Oh, "international law". To me, that is an oxymoronic phrase. I think what we mean by "international law" is agreed-upon relationships between sovereign liberal democracies. In other words, I suspect that if we asked the Cuba, China, N. Korea, Rwanda, Vietnam, Cambodea, Mozambique, Sudan, Libya, Iran, Khazakstan, etc to derive a set of laws for international behavior, you would have a different set. Wouldn't you suppose?

And who enforces this 'law'? The EU? Oh my, that should scare the heck out of N Korea, huh?

By whose standards should we abide, our own, with its gaurantees of liberty, rule of law, and constitutional popular government, or some other entity not responsible to the laws or constitution or people of this country?

So if the people, through their elected gov, decide on a course of action in international affairs, I am not especially going to give a damned about other folks. Citizens who disagree can change the government, which will change the course of government.

Other folks can help, get out of the way, submit, or stand on the sidelines and wring their hands.

B
Considering that we wrote most of the international law, you think we should not observe it? Kirk's statement might be "simplistic" but it cuts to the chase. You are saying the same thing, just being coy and elitist.

- Records provided:
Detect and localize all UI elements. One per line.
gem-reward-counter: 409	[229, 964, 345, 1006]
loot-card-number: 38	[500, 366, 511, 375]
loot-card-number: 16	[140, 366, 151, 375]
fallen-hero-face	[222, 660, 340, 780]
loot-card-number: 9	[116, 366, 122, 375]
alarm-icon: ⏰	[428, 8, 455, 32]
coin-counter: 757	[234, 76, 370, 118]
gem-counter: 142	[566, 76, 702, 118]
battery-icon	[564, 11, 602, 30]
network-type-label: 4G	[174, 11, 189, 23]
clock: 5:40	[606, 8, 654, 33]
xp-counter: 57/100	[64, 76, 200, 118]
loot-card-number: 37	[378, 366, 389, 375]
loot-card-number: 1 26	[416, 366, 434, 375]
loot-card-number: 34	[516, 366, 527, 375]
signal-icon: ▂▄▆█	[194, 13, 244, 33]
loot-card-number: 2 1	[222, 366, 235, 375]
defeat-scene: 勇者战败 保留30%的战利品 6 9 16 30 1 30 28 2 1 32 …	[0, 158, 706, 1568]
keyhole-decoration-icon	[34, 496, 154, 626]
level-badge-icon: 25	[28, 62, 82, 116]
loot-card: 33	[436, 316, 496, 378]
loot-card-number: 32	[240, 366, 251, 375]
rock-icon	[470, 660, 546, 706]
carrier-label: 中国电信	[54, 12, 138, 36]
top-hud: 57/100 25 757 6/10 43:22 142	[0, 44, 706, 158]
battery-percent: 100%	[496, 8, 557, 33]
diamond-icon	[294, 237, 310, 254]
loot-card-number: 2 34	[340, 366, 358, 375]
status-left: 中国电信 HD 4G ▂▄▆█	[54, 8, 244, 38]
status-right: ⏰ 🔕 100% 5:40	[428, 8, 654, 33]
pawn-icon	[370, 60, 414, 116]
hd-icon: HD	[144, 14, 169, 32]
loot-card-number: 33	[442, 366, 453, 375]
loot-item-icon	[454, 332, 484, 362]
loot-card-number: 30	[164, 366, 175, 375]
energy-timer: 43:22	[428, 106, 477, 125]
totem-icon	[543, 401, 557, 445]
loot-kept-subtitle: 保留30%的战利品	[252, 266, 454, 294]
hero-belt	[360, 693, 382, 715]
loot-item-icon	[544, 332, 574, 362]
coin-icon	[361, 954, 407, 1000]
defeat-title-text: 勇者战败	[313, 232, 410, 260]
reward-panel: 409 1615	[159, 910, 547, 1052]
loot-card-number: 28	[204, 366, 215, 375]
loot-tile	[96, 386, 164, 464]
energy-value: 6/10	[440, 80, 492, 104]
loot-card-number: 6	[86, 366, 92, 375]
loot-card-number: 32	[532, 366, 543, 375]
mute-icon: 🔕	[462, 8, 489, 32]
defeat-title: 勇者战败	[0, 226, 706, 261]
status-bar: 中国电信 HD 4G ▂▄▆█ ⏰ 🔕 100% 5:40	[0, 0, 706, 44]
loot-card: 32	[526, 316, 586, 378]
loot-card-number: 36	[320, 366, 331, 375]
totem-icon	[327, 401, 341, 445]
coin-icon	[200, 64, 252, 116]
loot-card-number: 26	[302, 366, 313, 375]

- Requirements:
Please write the next part of the argument about international law, starting right after its final sentence.

- Response:
I have no idea who wrote most of international law. I'd hazard a guess that most of it derives from Roman law, European codes of chivalry, and European maritime law. (Rather Eurocentric. I wonder what it would have been like had say, countries from Tajikistan to Manchuria played the key roles).

Since the USA wasn't an interesting player internationally until after WWI, I doubt our influence on international law extends much before our earliest international achievement: invention of that pinnacle of ineffectual law, the "League of Nations".

I may be wrong.

And you obey your puppetmasters.
I'm in a quandary here. I know you cannot possibly so stupid as to maintain you don't know who wrote "most of international law", but you write like you've really given it some thought, in reality just being completely obtuse. So what are you really trying to say?